#### [PROBLEM DESCRIPTION]
Give the number of lines that include the word "selected", nothing more.

#### [PROVIDED RECORDS]
'''
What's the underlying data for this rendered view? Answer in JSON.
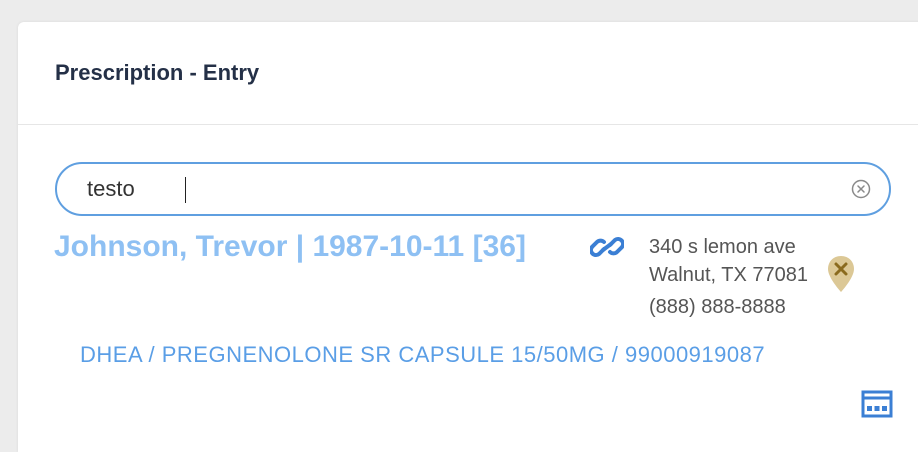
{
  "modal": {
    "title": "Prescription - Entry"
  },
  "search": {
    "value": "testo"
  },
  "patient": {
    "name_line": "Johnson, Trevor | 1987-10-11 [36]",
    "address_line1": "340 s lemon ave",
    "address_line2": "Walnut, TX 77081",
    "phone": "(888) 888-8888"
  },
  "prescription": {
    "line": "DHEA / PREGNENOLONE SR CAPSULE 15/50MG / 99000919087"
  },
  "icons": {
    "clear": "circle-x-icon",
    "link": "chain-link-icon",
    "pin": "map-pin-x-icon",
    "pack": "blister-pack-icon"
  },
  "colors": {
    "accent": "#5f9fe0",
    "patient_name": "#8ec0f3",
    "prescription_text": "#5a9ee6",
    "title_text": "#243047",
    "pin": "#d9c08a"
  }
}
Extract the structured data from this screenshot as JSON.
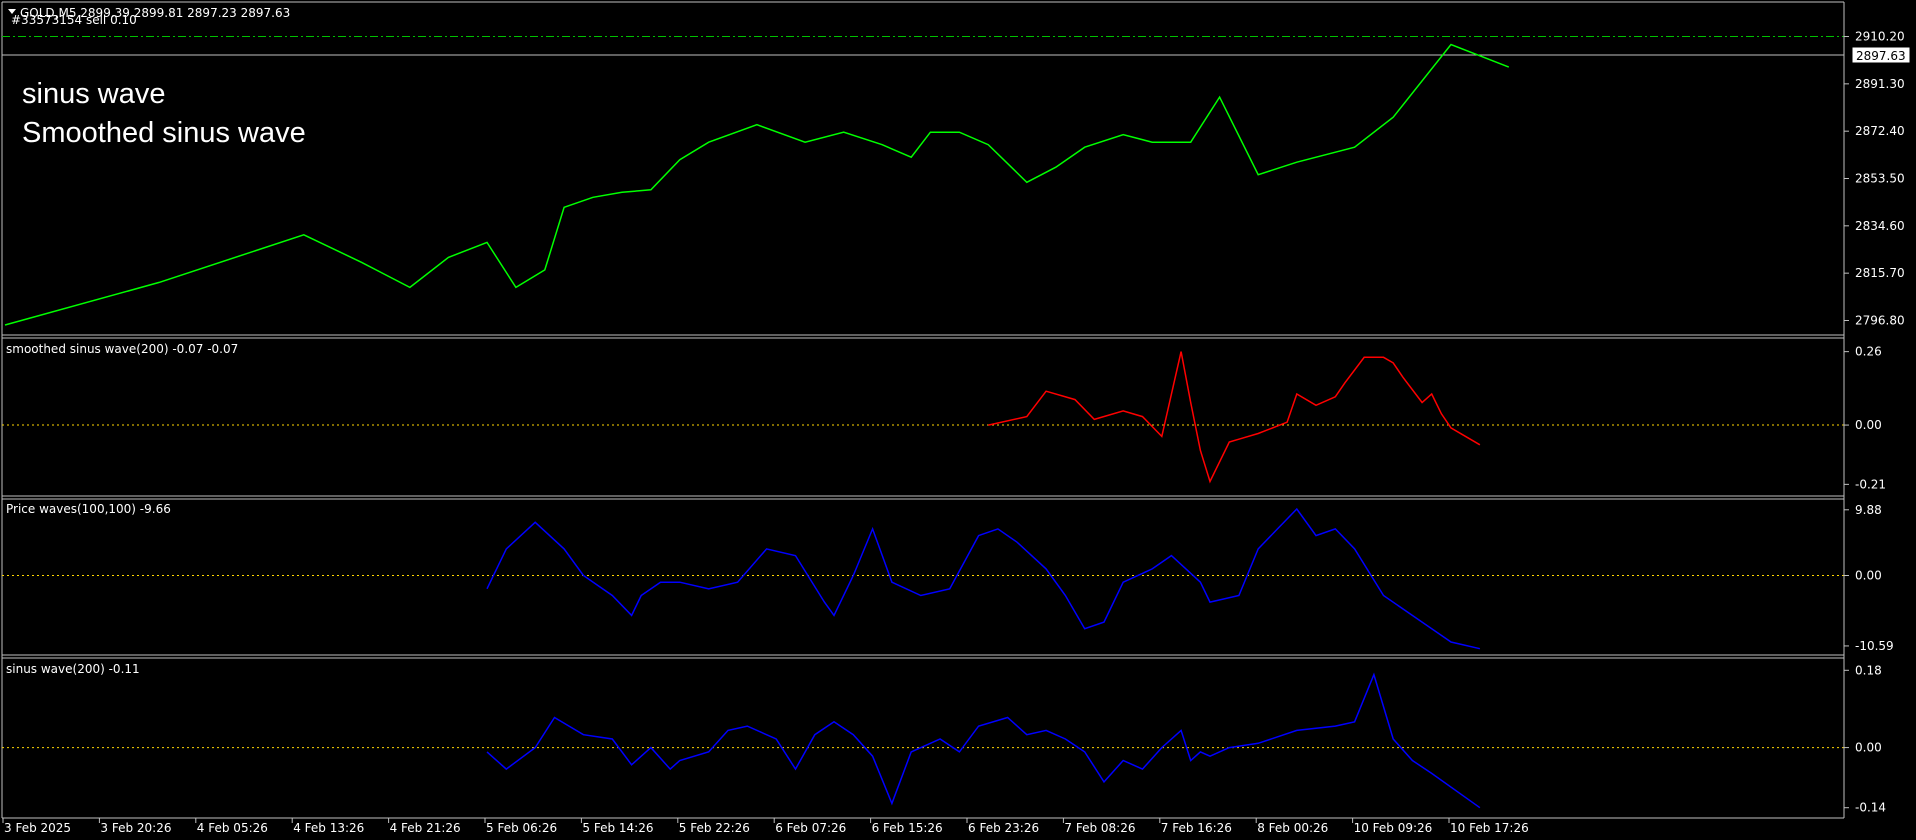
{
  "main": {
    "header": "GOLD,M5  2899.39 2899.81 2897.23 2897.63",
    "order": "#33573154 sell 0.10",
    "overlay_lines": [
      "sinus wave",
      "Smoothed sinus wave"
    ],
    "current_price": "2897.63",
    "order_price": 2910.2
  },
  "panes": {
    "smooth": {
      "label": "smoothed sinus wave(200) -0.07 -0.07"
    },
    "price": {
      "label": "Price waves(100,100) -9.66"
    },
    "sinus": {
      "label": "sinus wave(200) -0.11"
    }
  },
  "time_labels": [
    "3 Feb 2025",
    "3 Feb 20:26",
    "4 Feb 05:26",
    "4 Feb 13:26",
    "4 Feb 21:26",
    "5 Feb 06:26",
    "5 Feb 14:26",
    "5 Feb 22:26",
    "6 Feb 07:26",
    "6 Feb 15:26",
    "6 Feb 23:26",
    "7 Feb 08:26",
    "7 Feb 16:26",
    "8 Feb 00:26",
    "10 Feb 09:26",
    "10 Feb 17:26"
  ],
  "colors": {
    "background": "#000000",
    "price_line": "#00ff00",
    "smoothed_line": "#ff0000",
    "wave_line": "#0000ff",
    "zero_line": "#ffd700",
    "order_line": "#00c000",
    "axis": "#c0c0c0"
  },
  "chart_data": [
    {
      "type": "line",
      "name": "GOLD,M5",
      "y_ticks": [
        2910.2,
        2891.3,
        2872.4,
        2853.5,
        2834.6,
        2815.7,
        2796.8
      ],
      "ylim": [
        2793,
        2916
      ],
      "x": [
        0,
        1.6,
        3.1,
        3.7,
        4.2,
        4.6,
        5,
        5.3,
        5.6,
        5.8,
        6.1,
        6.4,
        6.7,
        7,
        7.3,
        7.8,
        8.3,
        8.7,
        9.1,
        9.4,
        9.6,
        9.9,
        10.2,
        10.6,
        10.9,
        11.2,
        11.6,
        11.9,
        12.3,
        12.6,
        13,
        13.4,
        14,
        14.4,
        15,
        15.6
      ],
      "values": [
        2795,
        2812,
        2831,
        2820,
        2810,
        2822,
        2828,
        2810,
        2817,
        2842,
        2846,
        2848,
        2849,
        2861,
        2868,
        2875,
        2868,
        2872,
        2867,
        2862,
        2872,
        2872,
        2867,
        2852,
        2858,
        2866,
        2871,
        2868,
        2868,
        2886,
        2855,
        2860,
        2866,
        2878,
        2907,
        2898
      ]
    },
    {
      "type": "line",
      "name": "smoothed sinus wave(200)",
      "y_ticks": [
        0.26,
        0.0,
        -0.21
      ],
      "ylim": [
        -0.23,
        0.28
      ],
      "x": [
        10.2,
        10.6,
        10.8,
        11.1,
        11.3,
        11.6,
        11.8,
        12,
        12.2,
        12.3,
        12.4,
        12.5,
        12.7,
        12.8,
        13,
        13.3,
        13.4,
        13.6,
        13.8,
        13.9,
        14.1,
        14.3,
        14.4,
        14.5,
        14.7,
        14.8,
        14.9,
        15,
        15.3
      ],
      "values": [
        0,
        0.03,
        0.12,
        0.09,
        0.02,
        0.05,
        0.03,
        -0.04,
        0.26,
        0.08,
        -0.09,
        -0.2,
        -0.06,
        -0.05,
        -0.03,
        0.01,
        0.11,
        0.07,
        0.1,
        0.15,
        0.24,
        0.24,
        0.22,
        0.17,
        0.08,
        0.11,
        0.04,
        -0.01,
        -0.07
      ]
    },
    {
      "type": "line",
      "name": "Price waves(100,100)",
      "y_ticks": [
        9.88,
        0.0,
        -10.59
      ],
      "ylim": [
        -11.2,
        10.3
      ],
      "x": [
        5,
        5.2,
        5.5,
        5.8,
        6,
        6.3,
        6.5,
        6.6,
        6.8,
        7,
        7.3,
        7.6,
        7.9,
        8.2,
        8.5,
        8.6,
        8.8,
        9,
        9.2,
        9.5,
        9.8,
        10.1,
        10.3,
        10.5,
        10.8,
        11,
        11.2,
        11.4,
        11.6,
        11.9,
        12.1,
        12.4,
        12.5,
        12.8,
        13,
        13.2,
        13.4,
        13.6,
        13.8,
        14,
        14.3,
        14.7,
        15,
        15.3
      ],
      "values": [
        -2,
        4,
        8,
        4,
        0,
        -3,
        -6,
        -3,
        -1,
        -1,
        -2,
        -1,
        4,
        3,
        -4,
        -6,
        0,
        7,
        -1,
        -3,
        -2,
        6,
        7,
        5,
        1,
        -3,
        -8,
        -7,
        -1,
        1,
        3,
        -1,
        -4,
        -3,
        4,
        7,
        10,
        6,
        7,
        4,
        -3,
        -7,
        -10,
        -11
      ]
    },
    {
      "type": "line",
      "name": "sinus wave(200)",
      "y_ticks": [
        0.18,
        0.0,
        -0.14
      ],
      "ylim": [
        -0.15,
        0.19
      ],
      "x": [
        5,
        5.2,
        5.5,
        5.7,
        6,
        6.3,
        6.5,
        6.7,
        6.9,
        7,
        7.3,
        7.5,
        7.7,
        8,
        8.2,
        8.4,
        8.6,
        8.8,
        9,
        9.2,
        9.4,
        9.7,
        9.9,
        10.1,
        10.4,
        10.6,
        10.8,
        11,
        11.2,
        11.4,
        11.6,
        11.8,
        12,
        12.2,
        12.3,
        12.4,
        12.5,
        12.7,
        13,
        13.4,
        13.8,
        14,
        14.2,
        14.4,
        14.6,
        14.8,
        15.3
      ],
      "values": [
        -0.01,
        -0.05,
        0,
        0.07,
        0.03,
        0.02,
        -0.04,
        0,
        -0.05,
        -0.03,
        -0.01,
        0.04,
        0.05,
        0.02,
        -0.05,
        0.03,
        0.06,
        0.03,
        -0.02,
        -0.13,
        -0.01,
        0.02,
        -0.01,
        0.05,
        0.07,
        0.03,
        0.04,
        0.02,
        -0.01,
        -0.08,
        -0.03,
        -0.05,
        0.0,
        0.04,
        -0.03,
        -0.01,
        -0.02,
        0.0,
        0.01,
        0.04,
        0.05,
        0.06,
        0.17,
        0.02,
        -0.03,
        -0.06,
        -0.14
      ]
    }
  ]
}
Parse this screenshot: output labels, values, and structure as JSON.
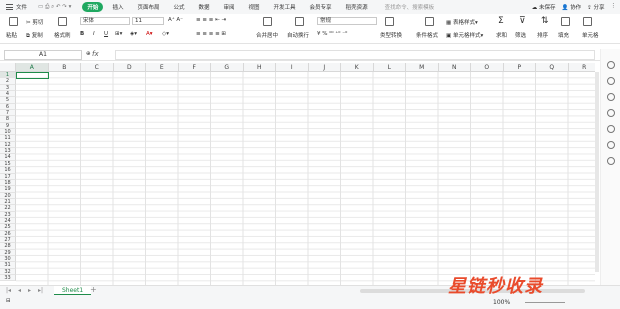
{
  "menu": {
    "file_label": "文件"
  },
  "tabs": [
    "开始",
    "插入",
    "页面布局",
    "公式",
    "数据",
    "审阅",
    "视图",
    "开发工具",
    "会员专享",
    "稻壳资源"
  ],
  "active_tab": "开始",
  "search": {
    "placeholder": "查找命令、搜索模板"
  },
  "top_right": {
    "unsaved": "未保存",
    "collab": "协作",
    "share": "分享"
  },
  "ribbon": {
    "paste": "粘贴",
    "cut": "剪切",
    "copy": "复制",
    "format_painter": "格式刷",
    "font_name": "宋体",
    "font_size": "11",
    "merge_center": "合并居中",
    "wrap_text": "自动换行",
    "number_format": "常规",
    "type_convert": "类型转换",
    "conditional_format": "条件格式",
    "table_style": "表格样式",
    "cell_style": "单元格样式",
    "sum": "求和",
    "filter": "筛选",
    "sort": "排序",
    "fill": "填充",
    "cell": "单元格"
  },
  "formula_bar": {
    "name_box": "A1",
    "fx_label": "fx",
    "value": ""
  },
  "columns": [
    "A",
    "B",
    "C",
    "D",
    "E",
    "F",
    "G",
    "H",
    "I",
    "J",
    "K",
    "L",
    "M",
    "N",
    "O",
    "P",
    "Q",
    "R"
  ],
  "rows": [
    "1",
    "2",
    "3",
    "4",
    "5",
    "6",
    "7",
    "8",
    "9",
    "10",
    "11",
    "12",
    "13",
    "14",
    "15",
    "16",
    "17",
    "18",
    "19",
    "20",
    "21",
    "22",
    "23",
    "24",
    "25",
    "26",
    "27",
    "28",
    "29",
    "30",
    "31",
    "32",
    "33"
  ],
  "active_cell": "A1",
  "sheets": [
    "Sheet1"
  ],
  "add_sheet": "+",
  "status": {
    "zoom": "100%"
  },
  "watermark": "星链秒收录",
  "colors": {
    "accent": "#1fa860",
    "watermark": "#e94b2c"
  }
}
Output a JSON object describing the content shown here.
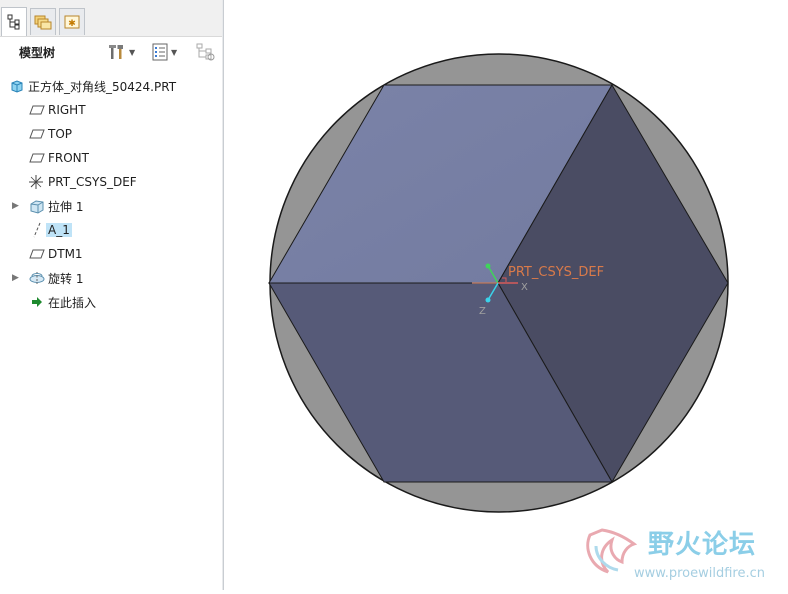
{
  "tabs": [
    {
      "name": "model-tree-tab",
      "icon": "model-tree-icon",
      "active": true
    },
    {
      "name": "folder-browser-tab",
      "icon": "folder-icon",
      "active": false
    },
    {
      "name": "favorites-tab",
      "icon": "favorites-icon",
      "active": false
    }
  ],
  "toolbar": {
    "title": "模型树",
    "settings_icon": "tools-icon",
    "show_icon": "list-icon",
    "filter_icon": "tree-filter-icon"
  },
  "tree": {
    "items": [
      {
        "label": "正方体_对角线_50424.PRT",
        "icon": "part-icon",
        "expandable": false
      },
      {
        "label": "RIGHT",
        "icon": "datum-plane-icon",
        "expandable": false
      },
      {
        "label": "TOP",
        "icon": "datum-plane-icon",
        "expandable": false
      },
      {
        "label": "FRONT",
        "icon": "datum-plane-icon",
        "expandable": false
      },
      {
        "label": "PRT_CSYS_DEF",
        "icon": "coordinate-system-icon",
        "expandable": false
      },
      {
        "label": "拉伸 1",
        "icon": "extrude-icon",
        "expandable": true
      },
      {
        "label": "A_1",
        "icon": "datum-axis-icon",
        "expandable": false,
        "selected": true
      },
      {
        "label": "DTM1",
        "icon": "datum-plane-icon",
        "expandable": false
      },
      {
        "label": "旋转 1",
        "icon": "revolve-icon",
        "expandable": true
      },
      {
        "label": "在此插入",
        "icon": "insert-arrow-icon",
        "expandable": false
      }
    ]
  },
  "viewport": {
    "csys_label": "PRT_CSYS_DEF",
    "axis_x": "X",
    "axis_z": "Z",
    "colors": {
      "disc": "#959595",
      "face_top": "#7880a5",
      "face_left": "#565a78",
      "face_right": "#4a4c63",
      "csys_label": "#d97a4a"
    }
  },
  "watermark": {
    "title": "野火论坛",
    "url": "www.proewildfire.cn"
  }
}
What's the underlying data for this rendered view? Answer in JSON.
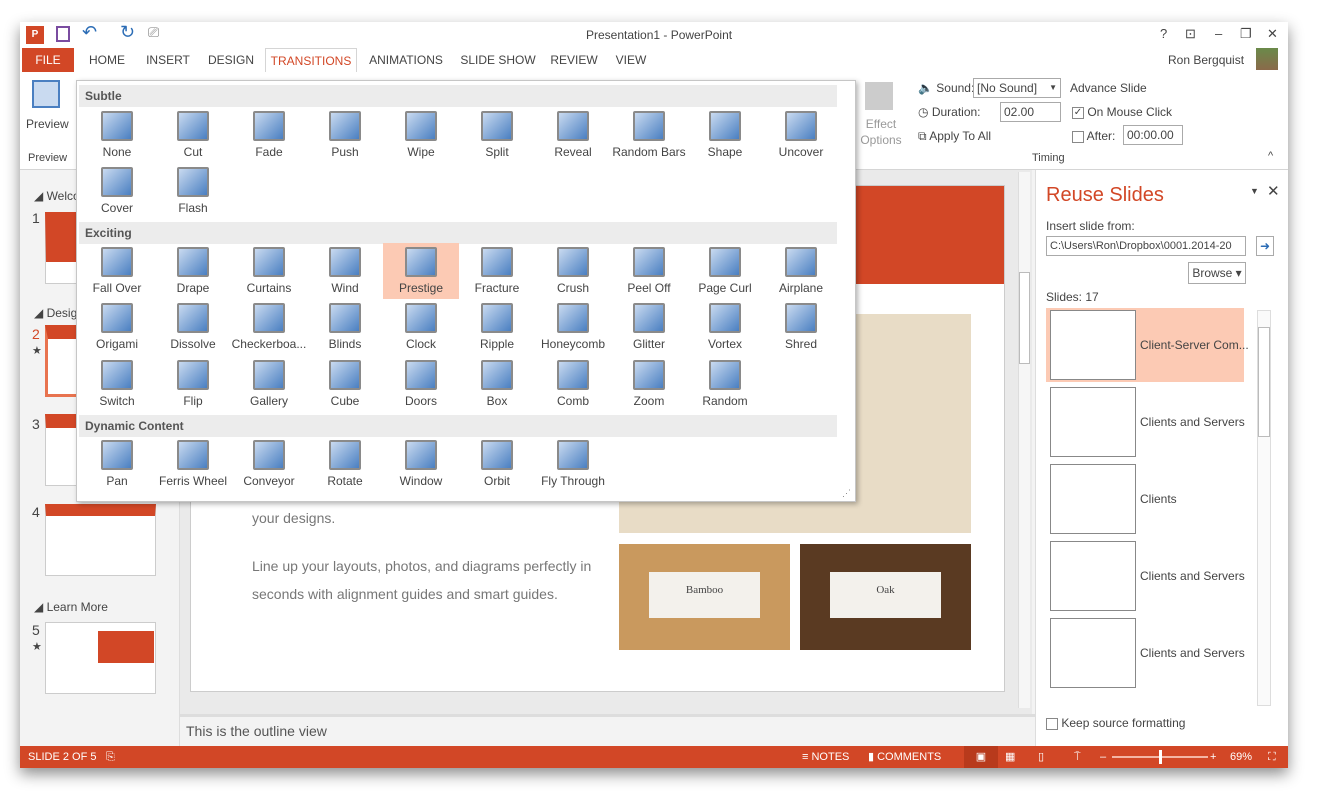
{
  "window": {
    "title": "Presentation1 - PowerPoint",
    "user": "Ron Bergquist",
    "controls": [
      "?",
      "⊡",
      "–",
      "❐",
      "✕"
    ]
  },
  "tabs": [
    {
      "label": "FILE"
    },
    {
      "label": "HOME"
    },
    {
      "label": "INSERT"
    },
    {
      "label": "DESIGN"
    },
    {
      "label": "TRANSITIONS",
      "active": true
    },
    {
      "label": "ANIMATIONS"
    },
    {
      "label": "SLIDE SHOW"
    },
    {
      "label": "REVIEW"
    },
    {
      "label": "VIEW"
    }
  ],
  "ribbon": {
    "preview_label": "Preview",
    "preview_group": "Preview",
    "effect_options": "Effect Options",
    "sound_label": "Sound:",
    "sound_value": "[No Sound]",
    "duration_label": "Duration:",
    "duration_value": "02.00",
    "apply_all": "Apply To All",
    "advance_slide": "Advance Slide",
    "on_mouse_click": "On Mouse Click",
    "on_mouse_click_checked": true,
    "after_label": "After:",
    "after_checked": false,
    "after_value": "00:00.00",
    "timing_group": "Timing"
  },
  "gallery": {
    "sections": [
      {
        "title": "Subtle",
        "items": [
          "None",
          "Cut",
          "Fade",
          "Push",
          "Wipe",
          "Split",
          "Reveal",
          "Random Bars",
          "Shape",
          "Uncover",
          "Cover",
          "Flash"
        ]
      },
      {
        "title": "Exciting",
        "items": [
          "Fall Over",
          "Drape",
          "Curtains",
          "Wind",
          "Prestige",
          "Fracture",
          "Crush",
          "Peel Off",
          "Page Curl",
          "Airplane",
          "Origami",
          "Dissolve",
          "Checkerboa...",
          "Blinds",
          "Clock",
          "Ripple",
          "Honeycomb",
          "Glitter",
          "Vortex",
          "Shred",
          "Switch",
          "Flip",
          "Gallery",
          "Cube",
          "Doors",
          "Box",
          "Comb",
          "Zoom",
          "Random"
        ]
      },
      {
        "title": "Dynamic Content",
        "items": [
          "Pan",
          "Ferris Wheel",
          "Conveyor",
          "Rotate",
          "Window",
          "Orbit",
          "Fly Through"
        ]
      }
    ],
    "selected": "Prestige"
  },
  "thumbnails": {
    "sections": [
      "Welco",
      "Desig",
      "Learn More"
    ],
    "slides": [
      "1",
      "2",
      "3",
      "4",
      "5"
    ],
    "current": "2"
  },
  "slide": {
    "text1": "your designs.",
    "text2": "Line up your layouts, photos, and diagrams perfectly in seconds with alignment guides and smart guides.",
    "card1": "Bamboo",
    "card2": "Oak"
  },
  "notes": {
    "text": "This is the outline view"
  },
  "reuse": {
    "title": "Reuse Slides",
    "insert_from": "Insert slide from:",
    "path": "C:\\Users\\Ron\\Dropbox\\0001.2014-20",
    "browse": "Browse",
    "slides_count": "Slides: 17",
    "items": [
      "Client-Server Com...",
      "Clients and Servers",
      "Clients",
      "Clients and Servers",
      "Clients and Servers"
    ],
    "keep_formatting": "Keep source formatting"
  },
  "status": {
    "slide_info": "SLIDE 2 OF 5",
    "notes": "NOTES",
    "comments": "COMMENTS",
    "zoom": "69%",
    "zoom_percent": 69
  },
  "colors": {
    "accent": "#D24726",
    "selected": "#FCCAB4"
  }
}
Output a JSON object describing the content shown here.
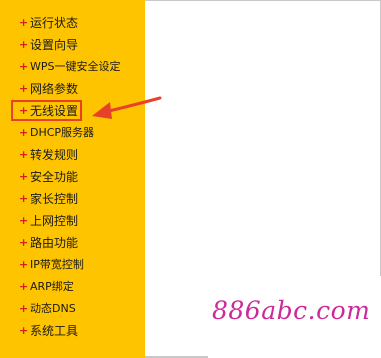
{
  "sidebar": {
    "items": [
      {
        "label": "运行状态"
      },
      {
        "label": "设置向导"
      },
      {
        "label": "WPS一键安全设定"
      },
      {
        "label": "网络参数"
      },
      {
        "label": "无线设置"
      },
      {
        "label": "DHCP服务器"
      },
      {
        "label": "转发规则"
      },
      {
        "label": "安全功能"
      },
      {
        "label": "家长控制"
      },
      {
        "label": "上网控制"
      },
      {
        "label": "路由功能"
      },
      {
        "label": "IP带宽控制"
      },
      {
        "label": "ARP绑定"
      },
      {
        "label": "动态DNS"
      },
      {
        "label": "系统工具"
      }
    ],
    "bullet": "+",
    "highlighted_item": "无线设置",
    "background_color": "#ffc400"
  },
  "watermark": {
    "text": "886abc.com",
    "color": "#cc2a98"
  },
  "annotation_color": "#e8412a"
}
'''
#### [THE COMPLETED TASK]
3